• **WHAT IS EXPECTED**: Pick out the lines below that contain the string "Bassett" and copy them all.

--- start of INPUT ---

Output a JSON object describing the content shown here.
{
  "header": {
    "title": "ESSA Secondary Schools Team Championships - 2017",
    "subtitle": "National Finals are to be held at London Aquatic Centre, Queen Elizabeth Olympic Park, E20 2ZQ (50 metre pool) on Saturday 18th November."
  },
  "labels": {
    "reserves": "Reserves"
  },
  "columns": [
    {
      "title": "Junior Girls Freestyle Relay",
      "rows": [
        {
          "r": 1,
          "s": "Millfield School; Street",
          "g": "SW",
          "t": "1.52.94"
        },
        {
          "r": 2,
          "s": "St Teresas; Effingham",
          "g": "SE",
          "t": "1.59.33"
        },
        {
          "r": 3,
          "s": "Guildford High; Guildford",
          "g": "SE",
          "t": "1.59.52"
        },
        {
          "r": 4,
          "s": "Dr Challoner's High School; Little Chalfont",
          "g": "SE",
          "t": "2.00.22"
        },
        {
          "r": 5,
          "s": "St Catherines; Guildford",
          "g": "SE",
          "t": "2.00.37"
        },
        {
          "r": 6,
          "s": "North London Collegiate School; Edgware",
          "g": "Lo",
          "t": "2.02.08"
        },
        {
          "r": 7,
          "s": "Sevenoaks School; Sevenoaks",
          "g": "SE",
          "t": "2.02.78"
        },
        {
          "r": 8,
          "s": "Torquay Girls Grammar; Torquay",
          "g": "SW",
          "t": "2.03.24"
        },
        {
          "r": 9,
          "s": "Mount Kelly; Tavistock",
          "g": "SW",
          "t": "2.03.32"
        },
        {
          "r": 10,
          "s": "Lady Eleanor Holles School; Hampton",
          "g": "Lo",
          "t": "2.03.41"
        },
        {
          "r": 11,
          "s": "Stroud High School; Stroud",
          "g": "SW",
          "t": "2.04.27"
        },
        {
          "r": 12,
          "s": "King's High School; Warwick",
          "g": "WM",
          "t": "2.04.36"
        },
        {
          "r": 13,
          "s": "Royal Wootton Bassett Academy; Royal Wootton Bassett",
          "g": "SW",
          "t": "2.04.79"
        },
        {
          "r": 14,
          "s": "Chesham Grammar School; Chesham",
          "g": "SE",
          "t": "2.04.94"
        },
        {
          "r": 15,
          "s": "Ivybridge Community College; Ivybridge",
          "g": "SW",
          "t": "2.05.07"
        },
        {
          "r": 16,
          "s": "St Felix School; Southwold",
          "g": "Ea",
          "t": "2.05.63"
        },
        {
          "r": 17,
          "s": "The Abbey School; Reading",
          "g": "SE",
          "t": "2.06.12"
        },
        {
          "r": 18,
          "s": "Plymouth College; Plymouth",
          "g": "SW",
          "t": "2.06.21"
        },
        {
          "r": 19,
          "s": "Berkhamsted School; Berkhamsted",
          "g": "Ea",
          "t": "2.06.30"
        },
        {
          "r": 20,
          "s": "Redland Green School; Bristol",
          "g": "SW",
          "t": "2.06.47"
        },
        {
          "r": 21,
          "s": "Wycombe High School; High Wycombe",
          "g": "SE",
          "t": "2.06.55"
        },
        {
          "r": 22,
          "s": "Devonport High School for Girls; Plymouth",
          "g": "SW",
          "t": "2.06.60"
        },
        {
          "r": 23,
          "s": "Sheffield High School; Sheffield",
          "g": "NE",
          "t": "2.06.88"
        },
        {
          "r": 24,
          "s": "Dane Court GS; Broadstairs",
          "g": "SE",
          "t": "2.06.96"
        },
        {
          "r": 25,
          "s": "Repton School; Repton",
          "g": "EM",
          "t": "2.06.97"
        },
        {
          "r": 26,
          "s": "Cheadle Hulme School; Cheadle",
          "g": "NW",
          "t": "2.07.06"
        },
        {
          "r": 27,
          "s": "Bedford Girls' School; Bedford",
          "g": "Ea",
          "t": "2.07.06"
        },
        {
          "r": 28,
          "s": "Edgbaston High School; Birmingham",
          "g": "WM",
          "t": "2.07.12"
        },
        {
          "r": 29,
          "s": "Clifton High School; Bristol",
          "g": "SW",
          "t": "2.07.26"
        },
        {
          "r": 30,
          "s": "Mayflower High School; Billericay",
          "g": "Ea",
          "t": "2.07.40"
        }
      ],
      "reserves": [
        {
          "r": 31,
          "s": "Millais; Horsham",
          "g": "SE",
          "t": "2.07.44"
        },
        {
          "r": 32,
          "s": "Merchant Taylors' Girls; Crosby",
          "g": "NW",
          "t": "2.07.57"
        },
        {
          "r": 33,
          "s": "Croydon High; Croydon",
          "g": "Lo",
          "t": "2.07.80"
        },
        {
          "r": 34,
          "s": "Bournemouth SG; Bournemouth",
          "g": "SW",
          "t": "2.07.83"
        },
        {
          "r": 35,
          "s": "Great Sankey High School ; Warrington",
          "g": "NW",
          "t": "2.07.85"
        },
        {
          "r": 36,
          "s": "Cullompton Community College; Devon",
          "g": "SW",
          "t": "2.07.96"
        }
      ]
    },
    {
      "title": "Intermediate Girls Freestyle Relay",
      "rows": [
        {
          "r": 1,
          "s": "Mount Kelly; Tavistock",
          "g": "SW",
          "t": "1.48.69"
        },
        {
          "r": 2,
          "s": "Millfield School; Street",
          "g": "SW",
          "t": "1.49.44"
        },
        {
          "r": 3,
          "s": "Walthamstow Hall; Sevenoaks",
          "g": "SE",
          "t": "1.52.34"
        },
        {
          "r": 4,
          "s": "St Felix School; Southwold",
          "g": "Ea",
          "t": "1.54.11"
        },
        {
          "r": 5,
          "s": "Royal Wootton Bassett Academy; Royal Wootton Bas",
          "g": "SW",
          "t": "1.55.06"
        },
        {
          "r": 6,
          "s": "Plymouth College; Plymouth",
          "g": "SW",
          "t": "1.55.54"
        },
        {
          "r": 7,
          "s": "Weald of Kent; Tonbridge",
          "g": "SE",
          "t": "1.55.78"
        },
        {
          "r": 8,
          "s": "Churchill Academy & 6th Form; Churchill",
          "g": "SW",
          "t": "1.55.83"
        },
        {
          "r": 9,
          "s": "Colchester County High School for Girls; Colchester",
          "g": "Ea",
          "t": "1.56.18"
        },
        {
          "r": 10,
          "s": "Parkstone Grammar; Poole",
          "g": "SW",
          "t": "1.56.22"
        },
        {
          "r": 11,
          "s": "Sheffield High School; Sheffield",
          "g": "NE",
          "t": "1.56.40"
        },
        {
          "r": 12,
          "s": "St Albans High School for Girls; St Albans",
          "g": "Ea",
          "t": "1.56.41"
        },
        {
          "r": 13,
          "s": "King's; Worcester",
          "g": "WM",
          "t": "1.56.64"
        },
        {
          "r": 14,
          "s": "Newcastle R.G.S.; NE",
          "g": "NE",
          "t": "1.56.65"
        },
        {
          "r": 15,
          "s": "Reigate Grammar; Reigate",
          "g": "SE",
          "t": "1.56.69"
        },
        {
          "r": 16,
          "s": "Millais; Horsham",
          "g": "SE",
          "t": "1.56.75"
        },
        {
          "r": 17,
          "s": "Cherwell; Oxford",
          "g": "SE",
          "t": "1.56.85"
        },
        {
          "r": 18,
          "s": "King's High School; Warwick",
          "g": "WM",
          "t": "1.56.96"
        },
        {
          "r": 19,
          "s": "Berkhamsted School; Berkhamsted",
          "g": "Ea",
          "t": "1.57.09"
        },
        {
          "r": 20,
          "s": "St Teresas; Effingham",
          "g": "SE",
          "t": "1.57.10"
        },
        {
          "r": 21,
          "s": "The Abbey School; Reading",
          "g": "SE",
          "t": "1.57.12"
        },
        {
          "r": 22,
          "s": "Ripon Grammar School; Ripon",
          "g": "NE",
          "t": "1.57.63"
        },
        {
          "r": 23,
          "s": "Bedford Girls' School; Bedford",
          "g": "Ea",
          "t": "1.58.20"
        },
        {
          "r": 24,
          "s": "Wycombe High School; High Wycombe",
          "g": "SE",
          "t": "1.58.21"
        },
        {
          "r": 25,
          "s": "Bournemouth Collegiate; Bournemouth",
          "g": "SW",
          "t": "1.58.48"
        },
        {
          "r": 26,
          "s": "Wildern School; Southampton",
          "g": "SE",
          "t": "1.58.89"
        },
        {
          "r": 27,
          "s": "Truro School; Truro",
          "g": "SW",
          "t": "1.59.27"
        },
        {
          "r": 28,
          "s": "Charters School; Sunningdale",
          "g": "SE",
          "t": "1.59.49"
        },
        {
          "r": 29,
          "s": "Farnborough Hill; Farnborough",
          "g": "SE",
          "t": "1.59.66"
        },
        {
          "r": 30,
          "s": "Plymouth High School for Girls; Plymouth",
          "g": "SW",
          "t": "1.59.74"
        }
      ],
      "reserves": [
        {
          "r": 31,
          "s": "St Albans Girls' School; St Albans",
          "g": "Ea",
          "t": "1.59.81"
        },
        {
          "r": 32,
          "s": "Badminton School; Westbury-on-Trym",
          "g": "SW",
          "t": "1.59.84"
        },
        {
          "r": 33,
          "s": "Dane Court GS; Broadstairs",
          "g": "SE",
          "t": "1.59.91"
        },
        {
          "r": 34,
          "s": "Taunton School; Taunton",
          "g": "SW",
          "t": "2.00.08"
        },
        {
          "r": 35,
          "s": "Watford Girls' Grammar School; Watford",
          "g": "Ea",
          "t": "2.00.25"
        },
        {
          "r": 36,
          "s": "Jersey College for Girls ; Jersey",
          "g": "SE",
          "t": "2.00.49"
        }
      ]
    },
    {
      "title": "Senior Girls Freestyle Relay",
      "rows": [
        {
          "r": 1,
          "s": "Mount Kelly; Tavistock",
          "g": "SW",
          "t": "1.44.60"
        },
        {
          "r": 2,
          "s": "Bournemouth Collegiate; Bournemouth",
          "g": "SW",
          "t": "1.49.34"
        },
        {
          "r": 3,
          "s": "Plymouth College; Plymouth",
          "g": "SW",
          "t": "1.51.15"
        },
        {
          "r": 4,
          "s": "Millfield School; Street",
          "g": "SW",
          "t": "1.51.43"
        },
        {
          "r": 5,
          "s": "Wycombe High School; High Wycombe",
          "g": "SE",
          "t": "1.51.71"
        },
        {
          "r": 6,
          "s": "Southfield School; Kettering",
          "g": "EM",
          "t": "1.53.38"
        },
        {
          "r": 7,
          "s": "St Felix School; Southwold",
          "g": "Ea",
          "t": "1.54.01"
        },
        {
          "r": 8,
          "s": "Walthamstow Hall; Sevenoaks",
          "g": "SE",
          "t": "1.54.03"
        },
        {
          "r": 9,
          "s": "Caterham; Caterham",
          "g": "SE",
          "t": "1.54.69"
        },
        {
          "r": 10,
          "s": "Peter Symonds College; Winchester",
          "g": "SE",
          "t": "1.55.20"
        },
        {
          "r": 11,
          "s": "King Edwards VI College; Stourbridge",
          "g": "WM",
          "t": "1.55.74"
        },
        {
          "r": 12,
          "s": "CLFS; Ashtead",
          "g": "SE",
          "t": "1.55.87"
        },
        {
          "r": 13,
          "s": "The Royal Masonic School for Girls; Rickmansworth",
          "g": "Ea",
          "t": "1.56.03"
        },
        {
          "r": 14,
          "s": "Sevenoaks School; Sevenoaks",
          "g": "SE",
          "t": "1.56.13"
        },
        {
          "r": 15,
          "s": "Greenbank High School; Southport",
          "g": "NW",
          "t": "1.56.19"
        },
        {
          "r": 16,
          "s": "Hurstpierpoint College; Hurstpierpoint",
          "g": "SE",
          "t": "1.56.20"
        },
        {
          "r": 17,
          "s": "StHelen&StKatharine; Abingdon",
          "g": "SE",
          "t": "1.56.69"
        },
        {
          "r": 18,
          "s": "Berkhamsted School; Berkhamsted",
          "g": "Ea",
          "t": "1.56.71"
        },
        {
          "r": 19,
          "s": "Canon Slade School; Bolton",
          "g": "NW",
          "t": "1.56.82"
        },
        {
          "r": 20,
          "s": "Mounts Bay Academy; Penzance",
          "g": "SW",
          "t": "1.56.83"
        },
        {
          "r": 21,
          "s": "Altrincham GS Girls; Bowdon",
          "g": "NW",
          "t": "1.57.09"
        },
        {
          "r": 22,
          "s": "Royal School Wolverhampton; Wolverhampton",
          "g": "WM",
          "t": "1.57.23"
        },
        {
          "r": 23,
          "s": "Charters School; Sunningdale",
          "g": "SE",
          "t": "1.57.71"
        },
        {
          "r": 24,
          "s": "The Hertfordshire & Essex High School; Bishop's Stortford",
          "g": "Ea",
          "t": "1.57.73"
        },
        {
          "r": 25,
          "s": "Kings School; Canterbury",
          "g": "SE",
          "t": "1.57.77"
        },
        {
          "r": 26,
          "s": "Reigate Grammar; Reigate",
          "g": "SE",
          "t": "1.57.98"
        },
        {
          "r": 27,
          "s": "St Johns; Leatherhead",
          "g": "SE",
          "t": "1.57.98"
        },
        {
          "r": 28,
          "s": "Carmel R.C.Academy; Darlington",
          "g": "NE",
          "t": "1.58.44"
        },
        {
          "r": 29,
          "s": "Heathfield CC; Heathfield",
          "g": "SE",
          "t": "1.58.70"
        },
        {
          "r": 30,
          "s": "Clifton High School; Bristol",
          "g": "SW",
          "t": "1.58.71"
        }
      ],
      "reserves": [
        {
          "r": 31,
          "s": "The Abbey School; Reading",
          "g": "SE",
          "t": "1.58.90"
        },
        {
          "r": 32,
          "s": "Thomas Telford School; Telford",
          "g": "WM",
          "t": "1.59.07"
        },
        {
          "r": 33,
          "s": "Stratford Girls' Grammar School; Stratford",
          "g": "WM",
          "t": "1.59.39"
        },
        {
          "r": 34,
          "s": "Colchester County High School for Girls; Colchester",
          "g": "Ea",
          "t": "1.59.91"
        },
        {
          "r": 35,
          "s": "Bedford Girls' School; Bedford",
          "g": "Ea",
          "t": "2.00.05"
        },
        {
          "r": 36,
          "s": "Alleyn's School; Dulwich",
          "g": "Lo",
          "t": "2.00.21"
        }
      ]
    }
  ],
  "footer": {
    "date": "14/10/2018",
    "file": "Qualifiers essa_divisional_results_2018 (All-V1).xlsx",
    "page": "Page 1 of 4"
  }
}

--- end of INPUT ---

• **OUTPUT OF THE TASK**:
          "s": "Royal Wootton Bassett Academy; Royal Wootton Bassett",
          "s": "Royal Wootton Bassett Academy; Royal Wootton Bas",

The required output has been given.